*WHAT YOU WILL DO*:
Please copy out every line of the records below verbatim, leaving out the pictures.

*DATA SECTION*:
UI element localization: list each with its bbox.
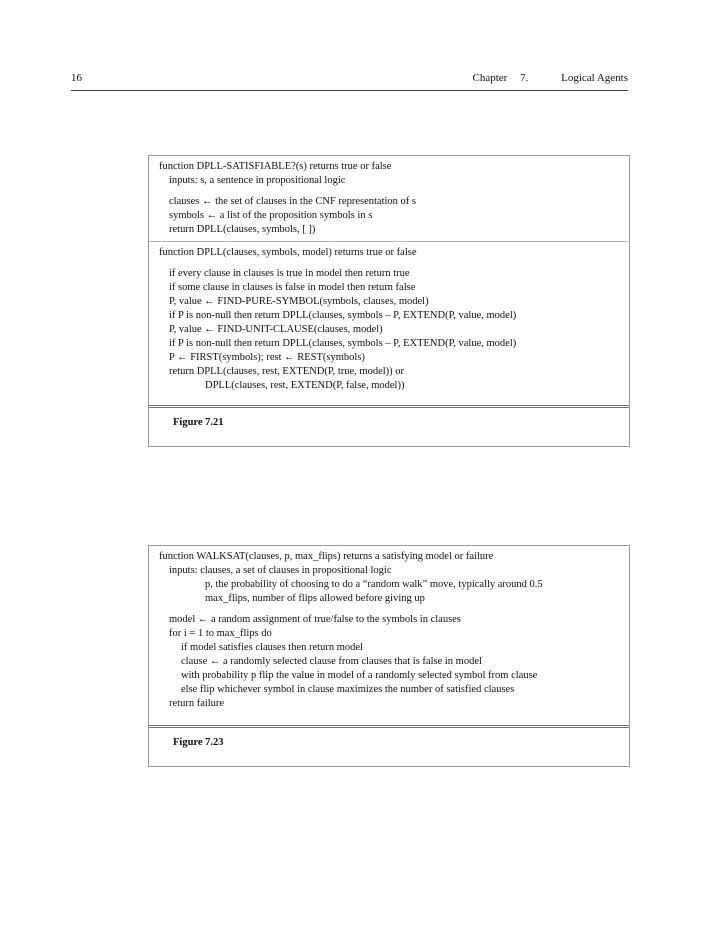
algorithm-walksat [149,546,629,711]
code-line: with probability p flip the value in model of a randomly selected symbol from clause [181,670,538,681]
code-line: DPLL(clauses, rest, EXTEND(P, false, model)) [205,380,405,391]
code-line: for i = 1 to max_flips do [169,628,272,639]
code-line: inputs: clauses, a set of clauses in propositional logic [169,565,392,576]
code-line: return failure [169,698,225,709]
section-divider [149,241,629,242]
algorithm-dpll [149,156,629,393]
code-line: clauses ← the set of clauses in the CNF representation of s [169,196,416,207]
code-line: symbols ← a list of the proposition symbols in s [169,210,373,221]
code-line: model ← a random assignment of true/false to the symbols in clauses [169,614,461,625]
figure-caption: Figure 7.21 [173,417,224,428]
code-line: inputs: s, a sentence in propositional logic [169,175,346,186]
code-line: if model satisfies clauses then return model [181,642,363,653]
code-line: P, value ← FIND-PURE-SYMBOL(symbols, clauses, model) [169,296,429,307]
chapter-number: 7. [520,72,529,84]
code-line: max_flips, number of flips allowed before giving up [205,593,425,604]
figure-7-21-box [148,155,630,447]
page-header [71,72,628,90]
chapter-title: Logical Agents [561,72,628,84]
page-number: 16 [71,72,82,84]
code-line: return DPLL(clauses, symbols, [ ]) [169,224,316,235]
figure-7-23-box [148,545,630,767]
code-line: function WALKSAT(clauses, p, max_flips) returns a satisfying model or failure [159,551,494,562]
code-line: clause ← a randomly selected clause from clauses that is false in model [181,656,482,667]
figure-caption: Figure 7.23 [173,737,224,748]
code-line: p, the probability of choosing to do a “random walk” move, typically around 0.5 [205,579,543,590]
code-line: function DPLL-SATISFIABLE?(s) returns true or false [159,161,392,172]
code-line: if every clause in clauses is true in model then return true [169,268,410,279]
code-line: function DPLL(clauses, symbols, model) returns true or false [159,247,417,258]
code-line: if P is non-null then return DPLL(clauses, symbols – P, EXTEND(P, value, model) [169,310,517,321]
code-line: if P is non-null then return DPLL(clauses, symbols – P, EXTEND(P, value, model) [169,338,517,349]
code-line: P, value ← FIND-UNIT-CLAUSE(clauses, model) [169,324,383,335]
chapter-label: Chapter [472,72,508,84]
running-head [463,72,628,84]
code-line: P ← FIRST(symbols); rest ← REST(symbols) [169,352,365,363]
code-line: if some clause in clauses is false in model then return false [169,282,416,293]
code-line: return DPLL(clauses, rest, EXTEND(P, true, model)) or [169,366,405,377]
code-line: else flip whichever symbol in clause maximizes the number of satisfied clauses [181,684,515,695]
header-rule [71,90,628,91]
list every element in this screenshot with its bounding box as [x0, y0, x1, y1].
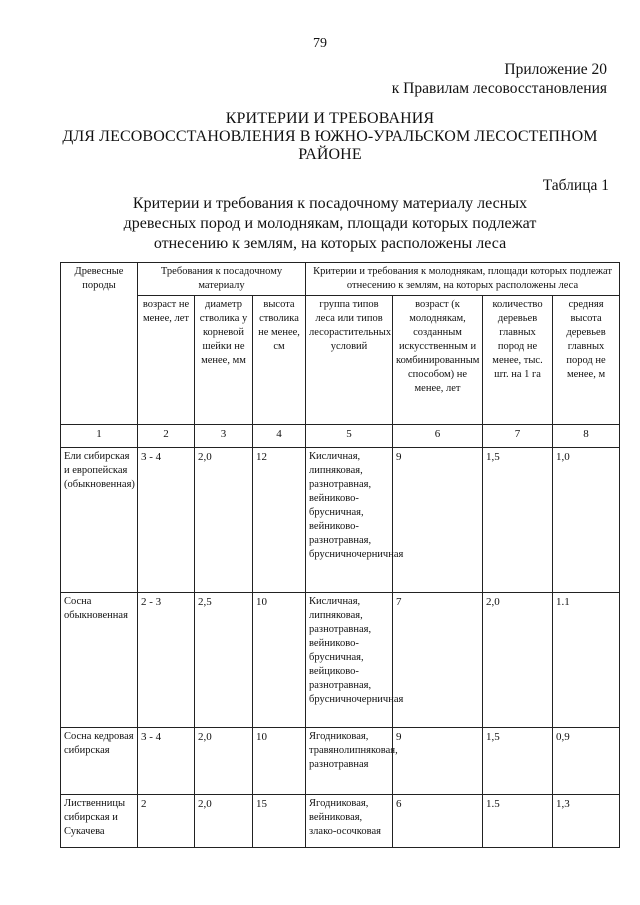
- forest-types-cell: Ягодниковая, травянолипняковая, разнотравная: [306, 728, 393, 795]
- caption-line-1: Критерии и требования к посадочному материалу лесных: [132, 195, 528, 212]
- table-label: Таблица 1: [542, 177, 609, 194]
- species-cell: Ели сибирская и европейская (обыкновенная): [61, 448, 138, 593]
- table-header-row: [61, 263, 620, 296]
- forest-types-cell: Кисличная, липняковая, разнотравная, вейниково-брусничная, вейциково-разнотравная, брусничночерничная: [306, 593, 393, 728]
- subheader-age: возраст не менее, лет: [138, 296, 195, 425]
- table-caption: [70, 194, 590, 254]
- tree-count-cell: 2,0: [483, 593, 553, 728]
- column-number: 5: [306, 425, 393, 448]
- title-line-1: КРИТЕРИИ И ТРЕБОВАНИЯ: [225, 110, 435, 127]
- header-young-stands: Критерии и требования к молоднякам, площади которых подлежат отнесению к землям, на которых расположены леса: [306, 263, 620, 296]
- avg-height-cell: 1,3: [553, 795, 620, 848]
- tree-count-cell: 1.5: [483, 795, 553, 848]
- subheader-height: высота стволика не менее, см: [253, 296, 306, 425]
- young-age-cell: 9: [393, 448, 483, 593]
- column-number-row: [61, 425, 620, 448]
- tree-count-cell: 1,5: [483, 728, 553, 795]
- table-row: [61, 728, 620, 795]
- header-species: Древесные породы: [61, 263, 138, 425]
- avg-height-cell: 0,9: [553, 728, 620, 795]
- age-cell: 2 - 3: [138, 593, 195, 728]
- diameter-cell: 2,0: [195, 795, 253, 848]
- column-number: 1: [61, 425, 138, 448]
- column-number: 4: [253, 425, 306, 448]
- diameter-cell: 2,0: [195, 448, 253, 593]
- table-subheader-row: [61, 296, 620, 425]
- avg-height-cell: 1.1: [553, 593, 620, 728]
- subheader-avg-height: средняя высота деревьев главных пород не менее, м: [553, 296, 620, 425]
- age-cell: 3 - 4: [138, 448, 195, 593]
- subheader-young-age: возраст (к молоднякам, созданным искусственным и комбинированным способом) не менее, лет: [393, 296, 483, 425]
- height-cell: 12: [253, 448, 306, 593]
- young-age-cell: 7: [393, 593, 483, 728]
- young-age-cell: 6: [393, 795, 483, 848]
- table-row: [61, 795, 620, 848]
- appendix-reference: [392, 60, 607, 98]
- forest-types-cell: Кисличная, липняковая, разнотравная, вейниково-брусничная, вейниково-разнотравная, брусничночерничная: [306, 448, 393, 593]
- height-cell: 15: [253, 795, 306, 848]
- caption-line-3: отнесению к землям, на которых расположены леса: [153, 235, 507, 252]
- column-number: 6: [393, 425, 483, 448]
- forest-types-cell: Ягодниковая, вейниковая, злако-осочковая: [306, 795, 393, 848]
- subheader-forest-types: группа типов леса или типов лесорастительных условий: [306, 296, 393, 425]
- column-number: 7: [483, 425, 553, 448]
- title-line-3: РАЙОНЕ: [298, 146, 362, 163]
- species-cell: Сосна кедровая сибирская: [61, 728, 138, 795]
- height-cell: 10: [253, 593, 306, 728]
- tree-count-cell: 1,5: [483, 448, 553, 593]
- title-line-2: ДЛЯ ЛЕСОВОССТАНОВЛЕНИЯ В ЮЖНО-УРАЛЬСКОМ ЛЕСОСТЕПНОМ: [62, 128, 598, 145]
- column-number: 3: [195, 425, 253, 448]
- column-number: 2: [138, 425, 195, 448]
- diameter-cell: 2,0: [195, 728, 253, 795]
- subheader-diameter: диаметр стволика у корневой шейки не менее, мм: [195, 296, 253, 425]
- age-cell: 3 - 4: [138, 728, 195, 795]
- avg-height-cell: 1,0: [553, 448, 620, 593]
- document-title: [40, 110, 620, 164]
- appendix-line-2: к Правилам лесовосстановления: [391, 80, 607, 97]
- criteria-table: [60, 262, 620, 848]
- age-cell: 2: [138, 795, 195, 848]
- table-row: [61, 448, 620, 593]
- species-cell: Лиственницы сибирская и Сукачева: [61, 795, 138, 848]
- species-cell: Сосна обыкновенная: [61, 593, 138, 728]
- appendix-line-1: Приложение 20: [504, 61, 607, 78]
- page-number: 79: [313, 36, 327, 51]
- height-cell: 10: [253, 728, 306, 795]
- column-number: 8: [553, 425, 620, 448]
- young-age-cell: 9: [393, 728, 483, 795]
- table-row: [61, 593, 620, 728]
- header-planting-material: Требования к посадочному материалу: [138, 263, 306, 296]
- subheader-tree-count: количество деревьев главных пород не менее, тыс. шт. на 1 га: [483, 296, 553, 425]
- diameter-cell: 2,5: [195, 593, 253, 728]
- caption-line-2: древесных пород и молоднякам, площади которых подлежат: [123, 215, 537, 232]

*RIGHT ANSWER*:
UI element localization: list each with its bbox.
algorithm-walksat [149,546,629,711]
code-line: with probability p flip the value in model of a randomly selected symbol from clause [181,670,538,681]
code-line: DPLL(clauses, rest, EXTEND(P, false, model)) [205,380,405,391]
code-line: for i = 1 to max_flips do [169,628,272,639]
code-line: inputs: clauses, a set of clauses in propositional logic [169,565,392,576]
code-line: return failure [169,698,225,709]
section-divider [149,241,629,242]
algorithm-dpll [149,156,629,393]
code-line: clauses ← the set of clauses in the CNF representation of s [169,196,416,207]
code-line: symbols ← a list of the proposition symbols in s [169,210,373,221]
code-line: model ← a random assignment of true/false to the symbols in clauses [169,614,461,625]
figure-caption: Figure 7.21 [173,417,224,428]
code-line: inputs: s, a sentence in propositional logic [169,175,346,186]
code-line: if model satisfies clauses then return model [181,642,363,653]
code-line: P, value ← FIND-PURE-SYMBOL(symbols, clauses, model) [169,296,429,307]
chapter-number: 7. [520,72,529,84]
code-line: max_flips, number of flips allowed before giving up [205,593,425,604]
figure-7-21-box [148,155,630,447]
page-header [71,72,628,90]
chapter-title: Logical Agents [561,72,628,84]
page-number: 16 [71,72,82,84]
code-line: return DPLL(clauses, symbols, [ ]) [169,224,316,235]
figure-7-23-box [148,545,630,767]
code-line: function WALKSAT(clauses, p, max_flips) returns a satisfying model or failure [159,551,494,562]
code-line: clause ← a randomly selected clause from clauses that is false in model [181,656,482,667]
figure-caption: Figure 7.23 [173,737,224,748]
code-line: p, the probability of choosing to do a “random walk” move, typically around 0.5 [205,579,543,590]
code-line: function DPLL-SATISFIABLE?(s) returns true or false [159,161,392,172]
code-line: if every clause in clauses is true in model then return true [169,268,410,279]
code-line: function DPLL(clauses, symbols, model) returns true or false [159,247,417,258]
code-line: if P is non-null then return DPLL(clauses, symbols – P, EXTEND(P, value, model) [169,310,517,321]
code-line: if P is non-null then return DPLL(clauses, symbols – P, EXTEND(P, value, model) [169,338,517,349]
code-line: P, value ← FIND-UNIT-CLAUSE(clauses, model) [169,324,383,335]
chapter-label: Chapter [472,72,508,84]
running-head [463,72,628,84]
code-line: P ← FIRST(symbols); rest ← REST(symbols) [169,352,365,363]
code-line: if some clause in clauses is false in model then return false [169,282,416,293]
code-line: return DPLL(clauses, rest, EXTEND(P, true, model)) or [169,366,405,377]
code-line: else flip whichever symbol in clause maximizes the number of satisfied clauses [181,684,515,695]
header-rule [71,90,628,91]
list every element in this screenshot with its bounding box as [x0, y0, x1, y1].
- forest-types-cell: Ягодниковая, травянолипняковая, разнотравная: [306, 728, 393, 795]
- caption-line-1: Критерии и требования к посадочному материалу лесных: [132, 195, 528, 212]
- table-label: Таблица 1: [542, 177, 609, 194]
- species-cell: Ели сибирская и европейская (обыкновенная): [61, 448, 138, 593]
- table-header-row: [61, 263, 620, 296]
- forest-types-cell: Кисличная, липняковая, разнотравная, вейниково-брусничная, вейциково-разнотравная, брусничночерничная: [306, 593, 393, 728]
- subheader-age: возраст не менее, лет: [138, 296, 195, 425]
- table-caption: [70, 194, 590, 254]
- tree-count-cell: 2,0: [483, 593, 553, 728]
- column-number: 5: [306, 425, 393, 448]
- title-line-1: КРИТЕРИИ И ТРЕБОВАНИЯ: [225, 110, 435, 127]
- header-young-stands: Критерии и требования к молоднякам, площади которых подлежат отнесению к землям, на которых расположены леса: [306, 263, 620, 296]
- avg-height-cell: 1,3: [553, 795, 620, 848]
- tree-count-cell: 1.5: [483, 795, 553, 848]
- subheader-height: высота стволика не менее, см: [253, 296, 306, 425]
- young-age-cell: 9: [393, 448, 483, 593]
- column-number-row: [61, 425, 620, 448]
- tree-count-cell: 1,5: [483, 728, 553, 795]
- table-row: [61, 728, 620, 795]
- header-species: Древесные породы: [61, 263, 138, 425]
- avg-height-cell: 0,9: [553, 728, 620, 795]
- age-cell: 2 - 3: [138, 593, 195, 728]
- diameter-cell: 2,0: [195, 795, 253, 848]
- column-number: 1: [61, 425, 138, 448]
- column-number: 4: [253, 425, 306, 448]
- diameter-cell: 2,0: [195, 448, 253, 593]
- table-subheader-row: [61, 296, 620, 425]
- avg-height-cell: 1.1: [553, 593, 620, 728]
- subheader-avg-height: средняя высота деревьев главных пород не менее, м: [553, 296, 620, 425]
- age-cell: 3 - 4: [138, 448, 195, 593]
- subheader-young-age: возраст (к молоднякам, созданным искусственным и комбинированным способом) не менее, лет: [393, 296, 483, 425]
- height-cell: 12: [253, 448, 306, 593]
- young-age-cell: 7: [393, 593, 483, 728]
- young-age-cell: 6: [393, 795, 483, 848]
- table-row: [61, 795, 620, 848]
- appendix-reference: [392, 60, 607, 98]
- forest-types-cell: Кисличная, липняковая, разнотравная, вейниково-брусничная, вейниково-разнотравная, брусничночерничная: [306, 448, 393, 593]
- height-cell: 15: [253, 795, 306, 848]
- caption-line-3: отнесению к землям, на которых расположены леса: [153, 235, 507, 252]
- column-number: 6: [393, 425, 483, 448]
- forest-types-cell: Ягодниковая, вейниковая, злако-осочковая: [306, 795, 393, 848]
- subheader-forest-types: группа типов леса или типов лесорастительных условий: [306, 296, 393, 425]
- column-number: 7: [483, 425, 553, 448]
- title-line-3: РАЙОНЕ: [298, 146, 362, 163]
- species-cell: Сосна кедровая сибирская: [61, 728, 138, 795]
- height-cell: 10: [253, 593, 306, 728]
- tree-count-cell: 1,5: [483, 448, 553, 593]
- title-line-2: ДЛЯ ЛЕСОВОССТАНОВЛЕНИЯ В ЮЖНО-УРАЛЬСКОМ ЛЕСОСТЕПНОМ: [62, 128, 598, 145]
- column-number: 3: [195, 425, 253, 448]
- column-number: 2: [138, 425, 195, 448]
- diameter-cell: 2,0: [195, 728, 253, 795]
- subheader-diameter: диаметр стволика у корневой шейки не менее, мм: [195, 296, 253, 425]
- age-cell: 3 - 4: [138, 728, 195, 795]
- avg-height-cell: 1,0: [553, 448, 620, 593]
- document-title: [40, 110, 620, 164]
- appendix-line-2: к Правилам лесовосстановления: [391, 80, 607, 97]
- criteria-table: [60, 262, 620, 848]
- age-cell: 2: [138, 795, 195, 848]
- table-row: [61, 448, 620, 593]
- species-cell: Лиственницы сибирская и Сукачева: [61, 795, 138, 848]
- species-cell: Сосна обыкновенная: [61, 593, 138, 728]
- appendix-line-1: Приложение 20: [504, 61, 607, 78]
- page-number: 79: [313, 36, 327, 51]
- height-cell: 10: [253, 728, 306, 795]
- column-number: 8: [553, 425, 620, 448]
- young-age-cell: 9: [393, 728, 483, 795]
- table-row: [61, 593, 620, 728]
- header-planting-material: Требования к посадочному материалу: [138, 263, 306, 296]
- subheader-tree-count: количество деревьев главных пород не менее, тыс. шт. на 1 га: [483, 296, 553, 425]
- diameter-cell: 2,5: [195, 593, 253, 728]
- caption-line-2: древесных пород и молоднякам, площади которых подлежат: [123, 215, 537, 232]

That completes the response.